# DATASET start
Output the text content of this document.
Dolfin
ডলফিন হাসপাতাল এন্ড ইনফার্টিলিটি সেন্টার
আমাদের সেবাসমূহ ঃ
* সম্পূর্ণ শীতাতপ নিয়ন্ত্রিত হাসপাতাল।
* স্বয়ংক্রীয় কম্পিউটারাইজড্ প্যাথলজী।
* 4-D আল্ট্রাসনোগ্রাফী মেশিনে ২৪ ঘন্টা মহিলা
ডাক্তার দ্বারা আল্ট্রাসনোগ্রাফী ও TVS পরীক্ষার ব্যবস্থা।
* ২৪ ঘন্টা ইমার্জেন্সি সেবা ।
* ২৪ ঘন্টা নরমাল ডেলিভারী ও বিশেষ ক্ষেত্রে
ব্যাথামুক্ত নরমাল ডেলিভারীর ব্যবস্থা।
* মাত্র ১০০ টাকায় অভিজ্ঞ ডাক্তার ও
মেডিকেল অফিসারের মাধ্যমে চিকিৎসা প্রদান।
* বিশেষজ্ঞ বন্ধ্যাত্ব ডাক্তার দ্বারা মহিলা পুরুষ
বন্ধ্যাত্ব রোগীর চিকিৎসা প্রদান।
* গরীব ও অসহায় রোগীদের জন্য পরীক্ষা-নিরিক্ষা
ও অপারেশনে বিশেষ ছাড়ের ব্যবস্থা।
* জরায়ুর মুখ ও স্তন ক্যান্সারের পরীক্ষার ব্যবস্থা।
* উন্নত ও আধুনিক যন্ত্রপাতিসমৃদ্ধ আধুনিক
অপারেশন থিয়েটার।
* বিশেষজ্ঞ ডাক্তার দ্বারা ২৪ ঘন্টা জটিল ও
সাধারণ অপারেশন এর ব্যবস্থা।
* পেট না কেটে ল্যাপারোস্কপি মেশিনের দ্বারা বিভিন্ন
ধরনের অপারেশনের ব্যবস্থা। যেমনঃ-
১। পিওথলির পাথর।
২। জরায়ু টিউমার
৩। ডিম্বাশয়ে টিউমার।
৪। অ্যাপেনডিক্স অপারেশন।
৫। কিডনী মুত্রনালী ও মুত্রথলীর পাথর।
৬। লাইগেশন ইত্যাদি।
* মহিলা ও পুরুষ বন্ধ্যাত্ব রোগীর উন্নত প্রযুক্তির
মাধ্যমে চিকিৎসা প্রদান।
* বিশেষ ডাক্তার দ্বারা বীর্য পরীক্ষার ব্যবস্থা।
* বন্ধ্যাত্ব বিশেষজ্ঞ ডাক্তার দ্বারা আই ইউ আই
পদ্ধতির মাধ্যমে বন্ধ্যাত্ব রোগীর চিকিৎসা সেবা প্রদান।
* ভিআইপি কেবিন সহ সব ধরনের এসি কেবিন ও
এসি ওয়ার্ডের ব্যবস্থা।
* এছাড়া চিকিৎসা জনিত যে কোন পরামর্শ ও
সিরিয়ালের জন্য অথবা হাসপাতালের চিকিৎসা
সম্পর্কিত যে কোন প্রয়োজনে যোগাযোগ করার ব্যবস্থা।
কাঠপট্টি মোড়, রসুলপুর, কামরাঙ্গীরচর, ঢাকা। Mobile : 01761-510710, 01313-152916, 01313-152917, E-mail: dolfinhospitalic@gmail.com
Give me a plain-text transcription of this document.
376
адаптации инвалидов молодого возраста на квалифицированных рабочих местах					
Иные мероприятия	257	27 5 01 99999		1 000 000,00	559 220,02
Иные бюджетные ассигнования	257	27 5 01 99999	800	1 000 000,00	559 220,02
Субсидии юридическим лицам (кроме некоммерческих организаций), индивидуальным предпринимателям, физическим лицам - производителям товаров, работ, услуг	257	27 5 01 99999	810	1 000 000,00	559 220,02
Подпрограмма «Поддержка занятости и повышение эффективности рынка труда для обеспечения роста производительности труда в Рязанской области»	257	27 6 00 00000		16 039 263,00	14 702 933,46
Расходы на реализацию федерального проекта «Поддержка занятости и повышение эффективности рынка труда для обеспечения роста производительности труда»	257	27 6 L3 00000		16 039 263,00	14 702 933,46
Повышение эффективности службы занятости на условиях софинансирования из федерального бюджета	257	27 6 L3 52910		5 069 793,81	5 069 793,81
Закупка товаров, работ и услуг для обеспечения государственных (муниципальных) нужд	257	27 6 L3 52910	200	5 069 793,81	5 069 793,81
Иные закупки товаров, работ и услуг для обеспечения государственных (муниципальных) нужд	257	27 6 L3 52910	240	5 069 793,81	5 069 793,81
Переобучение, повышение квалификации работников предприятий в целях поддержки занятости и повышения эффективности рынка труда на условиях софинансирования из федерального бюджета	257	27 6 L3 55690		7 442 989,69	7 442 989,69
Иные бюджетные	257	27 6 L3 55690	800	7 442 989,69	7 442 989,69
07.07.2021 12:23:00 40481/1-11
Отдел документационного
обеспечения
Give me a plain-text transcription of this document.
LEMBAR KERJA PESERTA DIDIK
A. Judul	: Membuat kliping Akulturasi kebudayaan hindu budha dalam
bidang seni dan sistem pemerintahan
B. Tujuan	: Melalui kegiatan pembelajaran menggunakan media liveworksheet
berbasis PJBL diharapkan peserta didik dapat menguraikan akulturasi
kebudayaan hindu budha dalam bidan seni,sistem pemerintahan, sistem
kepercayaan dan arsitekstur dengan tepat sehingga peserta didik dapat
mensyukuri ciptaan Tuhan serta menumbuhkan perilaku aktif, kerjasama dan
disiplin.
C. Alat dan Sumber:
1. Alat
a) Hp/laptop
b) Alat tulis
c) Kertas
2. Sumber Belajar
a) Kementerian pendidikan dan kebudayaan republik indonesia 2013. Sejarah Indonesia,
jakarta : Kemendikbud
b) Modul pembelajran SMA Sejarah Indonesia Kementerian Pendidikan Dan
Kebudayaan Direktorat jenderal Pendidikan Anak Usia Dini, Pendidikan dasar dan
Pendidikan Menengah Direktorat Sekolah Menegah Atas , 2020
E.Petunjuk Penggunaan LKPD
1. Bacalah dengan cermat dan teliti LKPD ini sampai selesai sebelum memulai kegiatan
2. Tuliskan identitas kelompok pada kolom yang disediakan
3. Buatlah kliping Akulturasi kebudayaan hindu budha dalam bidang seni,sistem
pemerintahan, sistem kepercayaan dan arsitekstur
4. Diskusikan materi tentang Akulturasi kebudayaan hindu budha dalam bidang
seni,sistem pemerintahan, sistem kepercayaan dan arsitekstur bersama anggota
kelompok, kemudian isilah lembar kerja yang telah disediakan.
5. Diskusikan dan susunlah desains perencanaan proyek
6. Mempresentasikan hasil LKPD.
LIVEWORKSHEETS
# DATASET end
GOAL OF THE EXERCISE: Each line in the data that holds the string "dapat" should be found and copied.

EXERCISE ANSWER:
berbasis PJBL diharapkan peserta didik dapat menguraikan akulturasi
kepercayaan dan arsitekstur dengan tepat sehingga peserta didik dapat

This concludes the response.